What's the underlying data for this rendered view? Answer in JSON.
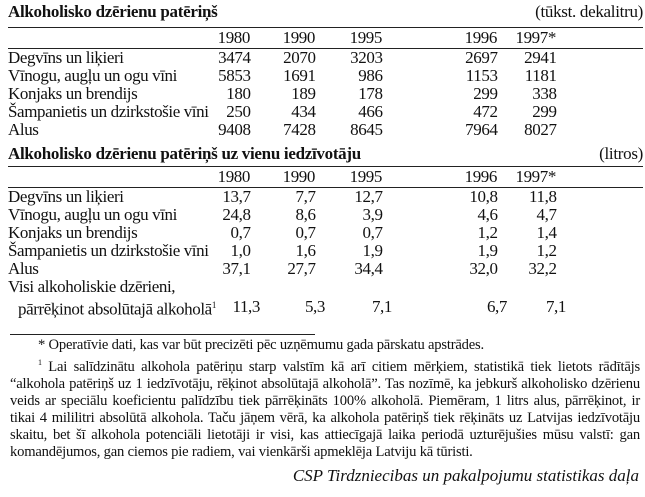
{
  "years": [
    "1980",
    "1990",
    "1995",
    "1996",
    "1997*"
  ],
  "table1": {
    "title": "Alkoholisko dzērienu patēriņš",
    "unit": "(tūkst. dekalitru)",
    "rows": [
      {
        "label": "Degvīns un liķieri",
        "values": [
          "3474",
          "2070",
          "3203",
          "2697",
          "2941"
        ]
      },
      {
        "label": "Vīnogu, augļu un ogu vīni",
        "values": [
          "5853",
          "1691",
          "986",
          "1153",
          "1181"
        ]
      },
      {
        "label": "Konjaks un brendijs",
        "values": [
          "180",
          "189",
          "178",
          "299",
          "338"
        ]
      },
      {
        "label": "Šampanietis un dzirkstošie vīni",
        "values": [
          "250",
          "434",
          "466",
          "472",
          "299"
        ]
      },
      {
        "label": "Alus",
        "values": [
          "9408",
          "7428",
          "8645",
          "7964",
          "8027"
        ]
      }
    ]
  },
  "table2": {
    "title": "Alkoholisko dzērienu patēriņš uz vienu iedzīvotāju",
    "unit": "(litros)",
    "rows": [
      {
        "label": "Degvīns un liķieri",
        "values": [
          "13,7",
          "7,7",
          "12,7",
          "10,8",
          "11,8"
        ]
      },
      {
        "label": "Vīnogu, augļu un ogu vīni",
        "values": [
          "24,8",
          "8,6",
          "3,9",
          "4,6",
          "4,7"
        ]
      },
      {
        "label": "Konjaks un brendijs",
        "values": [
          "0,7",
          "0,7",
          "0,7",
          "1,2",
          "1,4"
        ]
      },
      {
        "label": "Šampanietis un dzirkstošie vīni",
        "values": [
          "1,0",
          "1,6",
          "1,9",
          "1,9",
          "1,2"
        ]
      },
      {
        "label": "Alus",
        "values": [
          "37,1",
          "27,7",
          "34,4",
          "32,0",
          "32,2"
        ]
      }
    ],
    "total": {
      "label_line1": "Visi alkoholiskie dzērieni,",
      "label_line2": "pārrēķinot absolūtajā alkoholā",
      "footnote_mark": "1",
      "values": [
        "11,3",
        "5,3",
        "7,1",
        "6,7",
        "7,1"
      ]
    }
  },
  "footnotes": {
    "star": "* Operatīvie dati, kas var būt precizēti pēc uzņēmumu gada pārskatu apstrādes.",
    "one_mark": "1",
    "one": " Lai salīdzinātu alkohola patēriņu starp valstīm kā arī citiem mērķiem, statistikā tiek lietots rādītājs “alkohola patēriņš uz 1 iedzīvotāju, rēķinot absolūtajā alkoholā”. Tas nozīmē, ka jebkurš alkoholisko dzērienu veids ar speciālu koeficientu palīdzību tiek pārrēķināts 100% alkoholā. Piemēram, 1 litrs alus, pārrēķinot, ir tikai 4 mililitri absolūtā alkohola. Taču jāņem vērā, ka alkohola patēriņš tiek rēķināts uz Latvijas iedzīvotāju skaitu, bet šī alkohola potenciāli lietotāji ir visi, kas attiecīgajā laika periodā uzturējušies mūsu valstī: gan komandējumos, gan ciemos pie radiem, vai vienkārši apmeklēja Latviju kā tūristi."
  },
  "signature": "CSP Tirdzniecibas un pakalpojumu statistikas daļa"
}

▶ _DIRECTION_
Each entry gets copied exactly; the pictures stay out.

▶ _FINAL RESULT_
What's the underlying data for this rendered view? Answer in JSON.
{
  "years": [
    "1980",
    "1990",
    "1995",
    "1996",
    "1997*"
  ],
  "table1": {
    "title": "Alkoholisko dzērienu patēriņš",
    "unit": "(tūkst. dekalitru)",
    "rows": [
      {
        "label": "Degvīns un liķieri",
        "values": [
          "3474",
          "2070",
          "3203",
          "2697",
          "2941"
        ]
      },
      {
        "label": "Vīnogu, augļu un ogu vīni",
        "values": [
          "5853",
          "1691",
          "986",
          "1153",
          "1181"
        ]
      },
      {
        "label": "Konjaks un brendijs",
        "values": [
          "180",
          "189",
          "178",
          "299",
          "338"
        ]
      },
      {
        "label": "Šampanietis un dzirkstošie vīni",
        "values": [
          "250",
          "434",
          "466",
          "472",
          "299"
        ]
      },
      {
        "label": "Alus",
        "values": [
          "9408",
          "7428",
          "8645",
          "7964",
          "8027"
        ]
      }
    ]
  },
  "table2": {
    "title": "Alkoholisko dzērienu patēriņš uz vienu iedzīvotāju",
    "unit": "(litros)",
    "rows": [
      {
        "label": "Degvīns un liķieri",
        "values": [
          "13,7",
          "7,7",
          "12,7",
          "10,8",
          "11,8"
        ]
      },
      {
        "label": "Vīnogu, augļu un ogu vīni",
        "values": [
          "24,8",
          "8,6",
          "3,9",
          "4,6",
          "4,7"
        ]
      },
      {
        "label": "Konjaks un brendijs",
        "values": [
          "0,7",
          "0,7",
          "0,7",
          "1,2",
          "1,4"
        ]
      },
      {
        "label": "Šampanietis un dzirkstošie vīni",
        "values": [
          "1,0",
          "1,6",
          "1,9",
          "1,9",
          "1,2"
        ]
      },
      {
        "label": "Alus",
        "values": [
          "37,1",
          "27,7",
          "34,4",
          "32,0",
          "32,2"
        ]
      }
    ],
    "total": {
      "label_line1": "Visi alkoholiskie dzērieni,",
      "label_line2": "pārrēķinot absolūtajā alkoholā",
      "footnote_mark": "1",
      "values": [
        "11,3",
        "5,3",
        "7,1",
        "6,7",
        "7,1"
      ]
    }
  },
  "footnotes": {
    "star": "* Operatīvie dati, kas var būt precizēti pēc uzņēmumu gada pārskatu apstrādes.",
    "one_mark": "1",
    "one": " Lai salīdzinātu alkohola patēriņu starp valstīm kā arī citiem mērķiem, statistikā tiek lietots rādītājs “alkohola patēriņš uz 1 iedzīvotāju, rēķinot absolūtajā alkoholā”. Tas nozīmē, ka jebkurš alkoholisko dzērienu veids ar speciālu koeficientu palīdzību tiek pārrēķināts 100% alkoholā. Piemēram, 1 litrs alus, pārrēķinot, ir tikai 4 mililitri absolūtā alkohola. Taču jāņem vērā, ka alkohola patēriņš tiek rēķināts uz Latvijas iedzīvotāju skaitu, bet šī alkohola potenciāli lietotāji ir visi, kas attiecīgajā laika periodā uzturējušies mūsu valstī: gan komandējumos, gan ciemos pie radiem, vai vienkārši apmeklēja Latviju kā tūristi."
  },
  "signature": "CSP Tirdzniecibas un pakalpojumu statistikas daļa"
}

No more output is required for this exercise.